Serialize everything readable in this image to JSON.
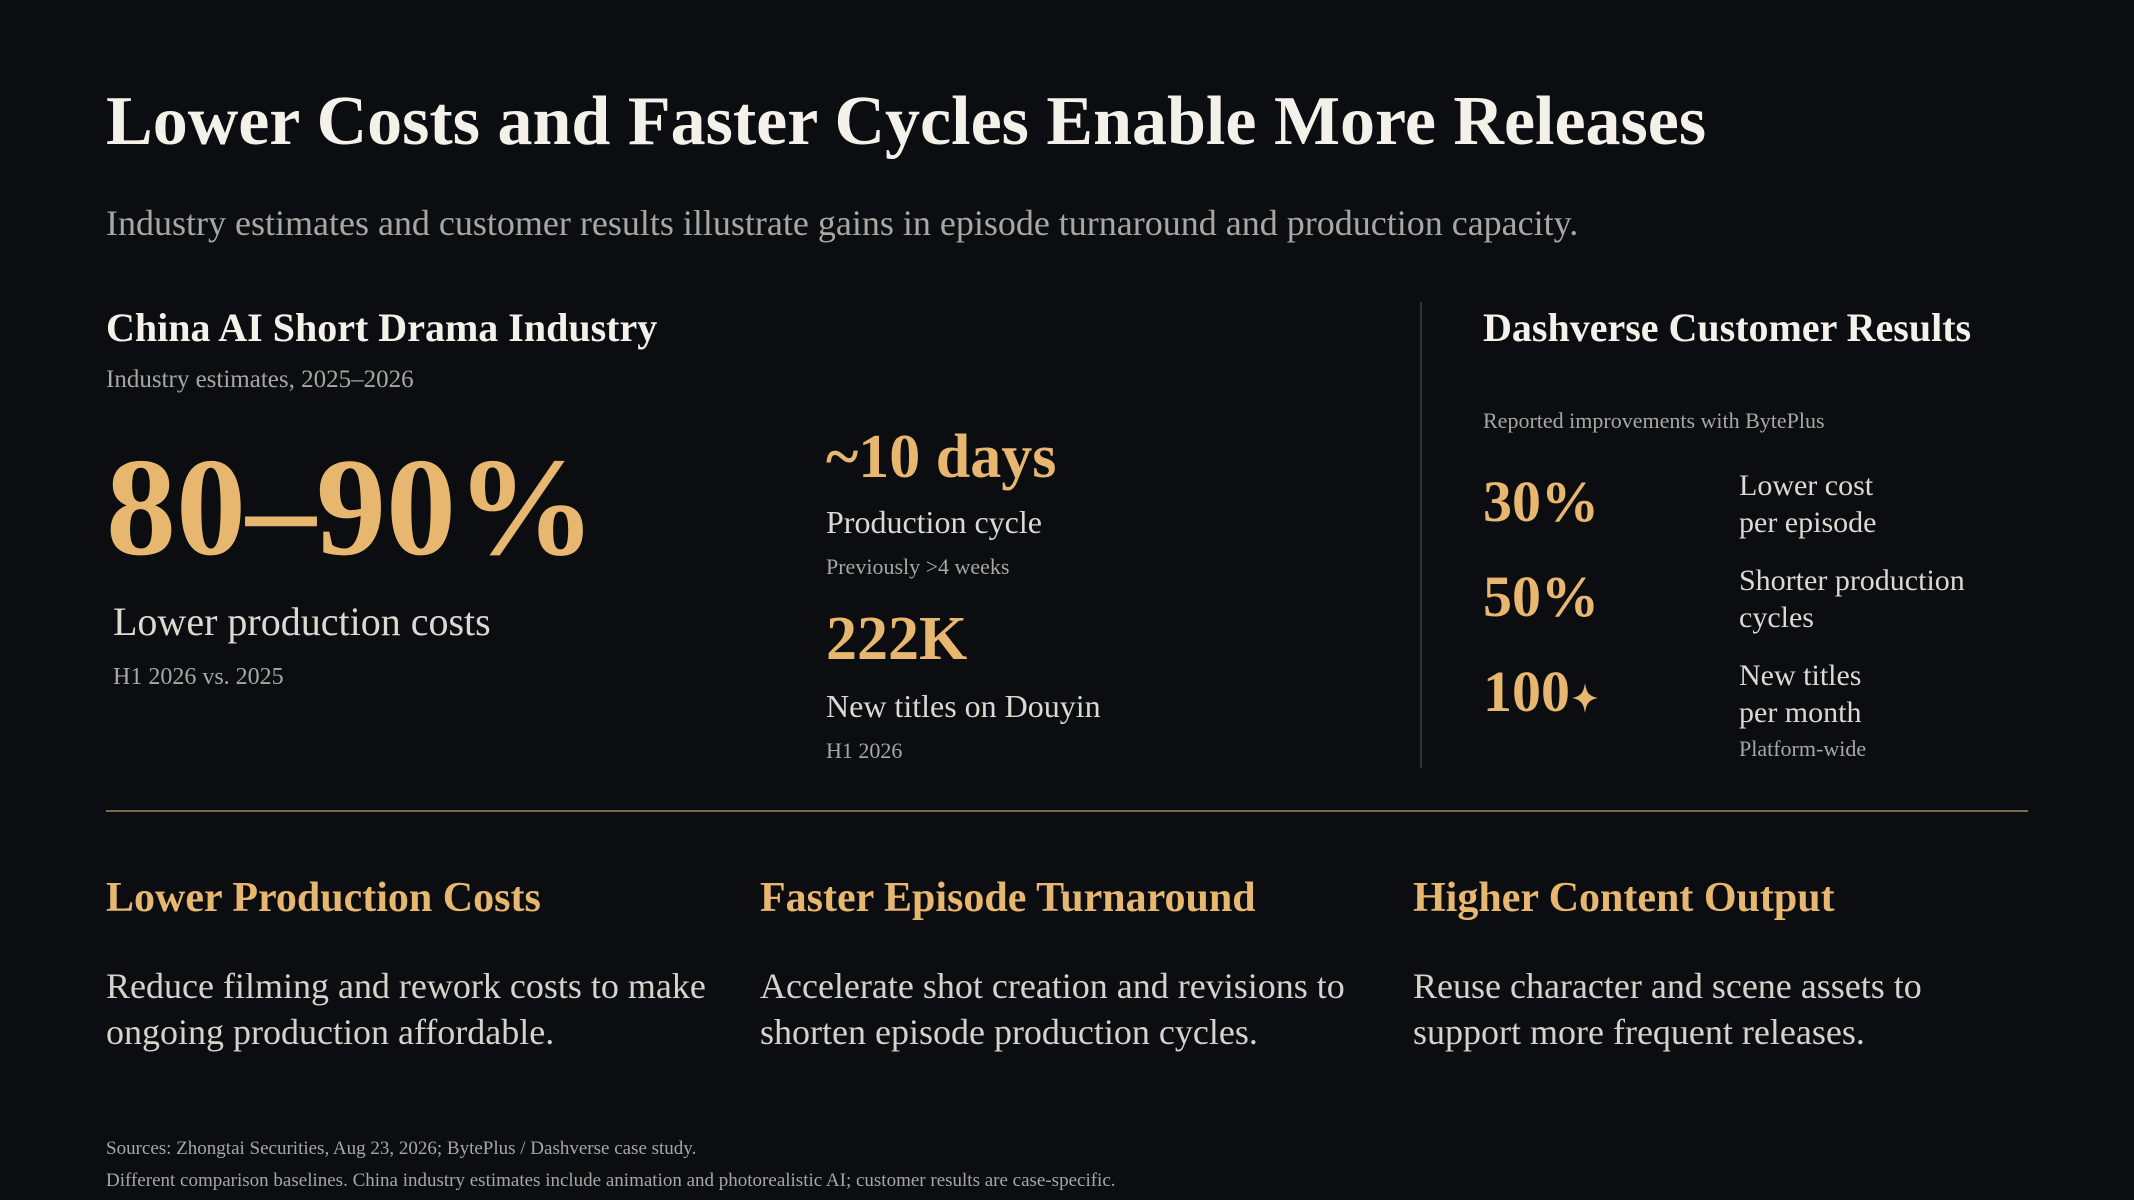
{
  "header": {
    "title": "Lower Costs and Faster Cycles Enable More Releases",
    "subtitle": "Industry estimates and customer results illustrate gains in episode turnaround and production capacity."
  },
  "industry": {
    "heading": "China AI Short Drama Industry",
    "note": "Industry estimates, 2025–2026",
    "cost_value": "80–90%",
    "cost_label": "Lower production costs",
    "cost_note": "H1 2026 vs. 2025",
    "cycle_value": "~10 days",
    "cycle_label": "Production cycle",
    "cycle_note": "Previously >4 weeks",
    "titles_value": "222K",
    "titles_label": "New titles on Douyin",
    "titles_note": "H1 2026"
  },
  "customer": {
    "heading": "Dashverse Customer Results",
    "note": "Reported improvements with BytePlus",
    "metrics": [
      {
        "value": "30%",
        "label_line1": "Lower cost",
        "label_line2": "per episode"
      },
      {
        "value": "50%",
        "label_line1": "Shorter production",
        "label_line2": "cycles"
      },
      {
        "value": "100",
        "label_line1": "New titles",
        "label_line2": "per month",
        "note": "Platform-wide",
        "icon": "sparkle-icon"
      }
    ]
  },
  "pillars": [
    {
      "title": "Lower Production Costs",
      "text": "Reduce filming and rework costs to make ongoing production affordable."
    },
    {
      "title": "Faster Episode Turnaround",
      "text": "Accelerate shot creation and revisions to shorten episode production cycles."
    },
    {
      "title": "Higher Content Output",
      "text": "Reuse character and scene assets to support more frequent releases."
    }
  ],
  "footer": {
    "line1": "Sources: Zhongtai Securities, Aug 23, 2026; BytePlus / Dashverse case study.",
    "line2": "Different comparison baselines. China industry estimates include animation and photorealistic AI; customer results are case-specific."
  },
  "colors": {
    "background": "#0b0d11",
    "accent_gold": "#e7b76f",
    "text": "#f4f1ea",
    "muted": "#a9a7a2"
  }
}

Aim — Of the lines above, copy each that contains "Faster".

Exercise output —
    "title": "Lower Costs and Faster Cycles Enable More Releases",
      "title": "Faster Episode Turnaround",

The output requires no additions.